**GIVEN EXERCISE:** Leave out the pictures and copy the remaining records exactly.
* start SUPPLIED DATA *
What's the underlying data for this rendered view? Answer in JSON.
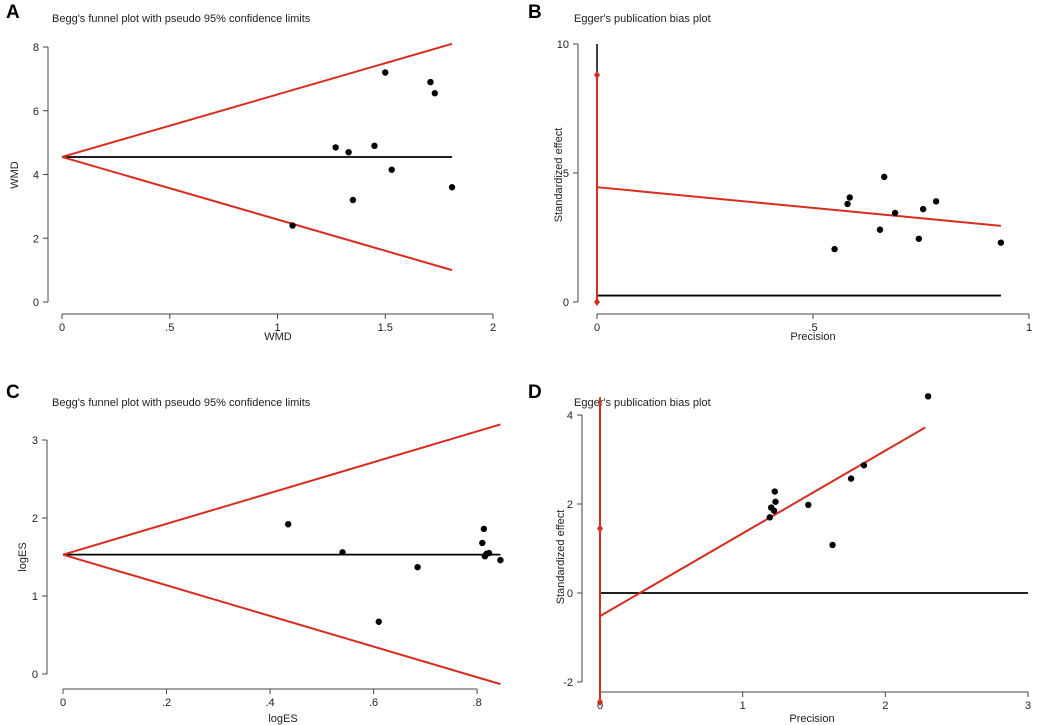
{
  "chart_data": [
    {
      "panel_label": "A",
      "type": "scatter",
      "plot_kind": "funnel",
      "title": "Begg's funnel plot with pseudo 95% confidence limits",
      "xlabel": "WMD",
      "ylabel": "WMD",
      "xlim": [
        0,
        2
      ],
      "ylim": [
        0,
        8
      ],
      "xticks": [
        0,
        0.5,
        1,
        1.5,
        2
      ],
      "xtick_labels": [
        "0",
        ".5",
        "1",
        "1.5",
        "2"
      ],
      "yticks": [
        0,
        2,
        4,
        6,
        8
      ],
      "ytick_labels": [
        "0",
        "2",
        "4",
        "6",
        "8"
      ],
      "points": [
        [
          1.07,
          2.4
        ],
        [
          1.27,
          4.85
        ],
        [
          1.33,
          4.7
        ],
        [
          1.35,
          3.2
        ],
        [
          1.45,
          4.9
        ],
        [
          1.5,
          7.2
        ],
        [
          1.53,
          4.15
        ],
        [
          1.71,
          6.9
        ],
        [
          1.73,
          6.55
        ],
        [
          1.81,
          3.6
        ]
      ],
      "center_line": {
        "x0": 0,
        "x1": 1.81,
        "y": 4.55
      },
      "funnel": {
        "apex": [
          0,
          4.55
        ],
        "upper_end": [
          1.81,
          8.1
        ],
        "lower_end": [
          1.81,
          1.0
        ]
      }
    },
    {
      "panel_label": "B",
      "type": "scatter",
      "plot_kind": "egger",
      "title": "Egger's publication bias plot",
      "xlabel": "Precision",
      "ylabel": "Standardized effect",
      "xlim": [
        0,
        1
      ],
      "ylim": [
        0,
        10
      ],
      "xticks": [
        0,
        0.5,
        1
      ],
      "xtick_labels": [
        "0",
        ".5",
        "1"
      ],
      "yticks": [
        0,
        5,
        10
      ],
      "ytick_labels": [
        "0",
        "5",
        "10"
      ],
      "points": [
        [
          0.55,
          2.05
        ],
        [
          0.58,
          3.8
        ],
        [
          0.585,
          4.05
        ],
        [
          0.655,
          2.8
        ],
        [
          0.665,
          4.85
        ],
        [
          0.69,
          3.45
        ],
        [
          0.745,
          2.45
        ],
        [
          0.755,
          3.6
        ],
        [
          0.785,
          3.9
        ],
        [
          0.935,
          2.3
        ]
      ],
      "regression_line": [
        [
          0,
          4.45
        ],
        [
          0.935,
          2.95
        ]
      ],
      "ci_bar": {
        "x": 0,
        "y_low": 0,
        "y_high": 8.8
      },
      "zero_line": {
        "x0": 0,
        "x1": 0.935,
        "y": 0.25
      },
      "y_axis_line": {
        "x": 0,
        "y0": 0,
        "y1": 10
      }
    },
    {
      "panel_label": "C",
      "type": "scatter",
      "plot_kind": "funnel",
      "title": "Begg's funnel plot with pseudo 95% confidence limits",
      "xlabel": "logES",
      "ylabel": "logES",
      "xlim": [
        0,
        0.85
      ],
      "ylim": [
        0,
        3
      ],
      "xticks": [
        0,
        0.2,
        0.4,
        0.6,
        0.8
      ],
      "xtick_labels": [
        "0",
        ".2",
        ".4",
        ".6",
        ".8"
      ],
      "yticks": [
        0,
        1,
        2,
        3
      ],
      "ytick_labels": [
        "0",
        "1",
        "2",
        "3"
      ],
      "points": [
        [
          0.435,
          1.92
        ],
        [
          0.54,
          1.56
        ],
        [
          0.61,
          0.67
        ],
        [
          0.685,
          1.37
        ],
        [
          0.81,
          1.68
        ],
        [
          0.813,
          1.86
        ],
        [
          0.815,
          1.51
        ],
        [
          0.818,
          1.54
        ],
        [
          0.823,
          1.55
        ],
        [
          0.845,
          1.46
        ]
      ],
      "center_line": {
        "x0": 0,
        "x1": 0.845,
        "y": 1.53
      },
      "funnel": {
        "apex": [
          0,
          1.53
        ],
        "upper_end": [
          0.845,
          3.2
        ],
        "lower_end": [
          0.845,
          -0.13
        ]
      }
    },
    {
      "panel_label": "D",
      "type": "scatter",
      "plot_kind": "egger",
      "title": "Egger's publication bias plot",
      "xlabel": "Precision",
      "ylabel": "Standardized effect",
      "xlim": [
        0,
        3
      ],
      "ylim": [
        -2,
        4
      ],
      "xticks": [
        0,
        1,
        2,
        3
      ],
      "xtick_labels": [
        "0",
        "1",
        "2",
        "3"
      ],
      "yticks": [
        -2,
        0,
        2,
        4
      ],
      "ytick_labels": [
        "-2",
        "0",
        "2",
        "4"
      ],
      "points": [
        [
          1.19,
          1.7
        ],
        [
          1.2,
          1.92
        ],
        [
          1.22,
          1.85
        ],
        [
          1.225,
          2.28
        ],
        [
          1.23,
          2.05
        ],
        [
          1.46,
          1.98
        ],
        [
          1.63,
          1.08
        ],
        [
          1.76,
          2.57
        ],
        [
          1.85,
          2.87
        ],
        [
          2.3,
          4.42
        ]
      ],
      "regression_line": [
        [
          0,
          -0.52
        ],
        [
          2.28,
          3.72
        ]
      ],
      "ci_bar": {
        "x": 0,
        "y_low": -2.45,
        "y_high": 1.45
      },
      "red_vertical_extent": [
        -2.45,
        4.4
      ],
      "zero_line": {
        "x0": 0,
        "x1": 3,
        "y": 0
      }
    }
  ]
}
* end SUPPLIED DATA *
**WRITTEN SOLUTION:**
What's the underlying data for this rendered view? Answer in JSON.
{
  "chart_data": [
    {
      "panel_label": "A",
      "type": "scatter",
      "plot_kind": "funnel",
      "title": "Begg's funnel plot with pseudo 95% confidence limits",
      "xlabel": "WMD",
      "ylabel": "WMD",
      "xlim": [
        0,
        2
      ],
      "ylim": [
        0,
        8
      ],
      "xticks": [
        0,
        0.5,
        1,
        1.5,
        2
      ],
      "xtick_labels": [
        "0",
        ".5",
        "1",
        "1.5",
        "2"
      ],
      "yticks": [
        0,
        2,
        4,
        6,
        8
      ],
      "ytick_labels": [
        "0",
        "2",
        "4",
        "6",
        "8"
      ],
      "points": [
        [
          1.07,
          2.4
        ],
        [
          1.27,
          4.85
        ],
        [
          1.33,
          4.7
        ],
        [
          1.35,
          3.2
        ],
        [
          1.45,
          4.9
        ],
        [
          1.5,
          7.2
        ],
        [
          1.53,
          4.15
        ],
        [
          1.71,
          6.9
        ],
        [
          1.73,
          6.55
        ],
        [
          1.81,
          3.6
        ]
      ],
      "center_line": {
        "x0": 0,
        "x1": 1.81,
        "y": 4.55
      },
      "funnel": {
        "apex": [
          0,
          4.55
        ],
        "upper_end": [
          1.81,
          8.1
        ],
        "lower_end": [
          1.81,
          1.0
        ]
      }
    },
    {
      "panel_label": "B",
      "type": "scatter",
      "plot_kind": "egger",
      "title": "Egger's publication bias plot",
      "xlabel": "Precision",
      "ylabel": "Standardized effect",
      "xlim": [
        0,
        1
      ],
      "ylim": [
        0,
        10
      ],
      "xticks": [
        0,
        0.5,
        1
      ],
      "xtick_labels": [
        "0",
        ".5",
        "1"
      ],
      "yticks": [
        0,
        5,
        10
      ],
      "ytick_labels": [
        "0",
        "5",
        "10"
      ],
      "points": [
        [
          0.55,
          2.05
        ],
        [
          0.58,
          3.8
        ],
        [
          0.585,
          4.05
        ],
        [
          0.655,
          2.8
        ],
        [
          0.665,
          4.85
        ],
        [
          0.69,
          3.45
        ],
        [
          0.745,
          2.45
        ],
        [
          0.755,
          3.6
        ],
        [
          0.785,
          3.9
        ],
        [
          0.935,
          2.3
        ]
      ],
      "regression_line": [
        [
          0,
          4.45
        ],
        [
          0.935,
          2.95
        ]
      ],
      "ci_bar": {
        "x": 0,
        "y_low": 0,
        "y_high": 8.8
      },
      "zero_line": {
        "x0": 0,
        "x1": 0.935,
        "y": 0.25
      },
      "y_axis_line": {
        "x": 0,
        "y0": 0,
        "y1": 10
      }
    },
    {
      "panel_label": "C",
      "type": "scatter",
      "plot_kind": "funnel",
      "title": "Begg's funnel plot with pseudo 95% confidence limits",
      "xlabel": "logES",
      "ylabel": "logES",
      "xlim": [
        0,
        0.85
      ],
      "ylim": [
        0,
        3
      ],
      "xticks": [
        0,
        0.2,
        0.4,
        0.6,
        0.8
      ],
      "xtick_labels": [
        "0",
        ".2",
        ".4",
        ".6",
        ".8"
      ],
      "yticks": [
        0,
        1,
        2,
        3
      ],
      "ytick_labels": [
        "0",
        "1",
        "2",
        "3"
      ],
      "points": [
        [
          0.435,
          1.92
        ],
        [
          0.54,
          1.56
        ],
        [
          0.61,
          0.67
        ],
        [
          0.685,
          1.37
        ],
        [
          0.81,
          1.68
        ],
        [
          0.813,
          1.86
        ],
        [
          0.815,
          1.51
        ],
        [
          0.818,
          1.54
        ],
        [
          0.823,
          1.55
        ],
        [
          0.845,
          1.46
        ]
      ],
      "center_line": {
        "x0": 0,
        "x1": 0.845,
        "y": 1.53
      },
      "funnel": {
        "apex": [
          0,
          1.53
        ],
        "upper_end": [
          0.845,
          3.2
        ],
        "lower_end": [
          0.845,
          -0.13
        ]
      }
    },
    {
      "panel_label": "D",
      "type": "scatter",
      "plot_kind": "egger",
      "title": "Egger's publication bias plot",
      "xlabel": "Precision",
      "ylabel": "Standardized effect",
      "xlim": [
        0,
        3
      ],
      "ylim": [
        -2,
        4
      ],
      "xticks": [
        0,
        1,
        2,
        3
      ],
      "xtick_labels": [
        "0",
        "1",
        "2",
        "3"
      ],
      "yticks": [
        -2,
        0,
        2,
        4
      ],
      "ytick_labels": [
        "-2",
        "0",
        "2",
        "4"
      ],
      "points": [
        [
          1.19,
          1.7
        ],
        [
          1.2,
          1.92
        ],
        [
          1.22,
          1.85
        ],
        [
          1.225,
          2.28
        ],
        [
          1.23,
          2.05
        ],
        [
          1.46,
          1.98
        ],
        [
          1.63,
          1.08
        ],
        [
          1.76,
          2.57
        ],
        [
          1.85,
          2.87
        ],
        [
          2.3,
          4.42
        ]
      ],
      "regression_line": [
        [
          0,
          -0.52
        ],
        [
          2.28,
          3.72
        ]
      ],
      "ci_bar": {
        "x": 0,
        "y_low": -2.45,
        "y_high": 1.45
      },
      "red_vertical_extent": [
        -2.45,
        4.4
      ],
      "zero_line": {
        "x0": 0,
        "x1": 3,
        "y": 0
      }
    }
  ]
}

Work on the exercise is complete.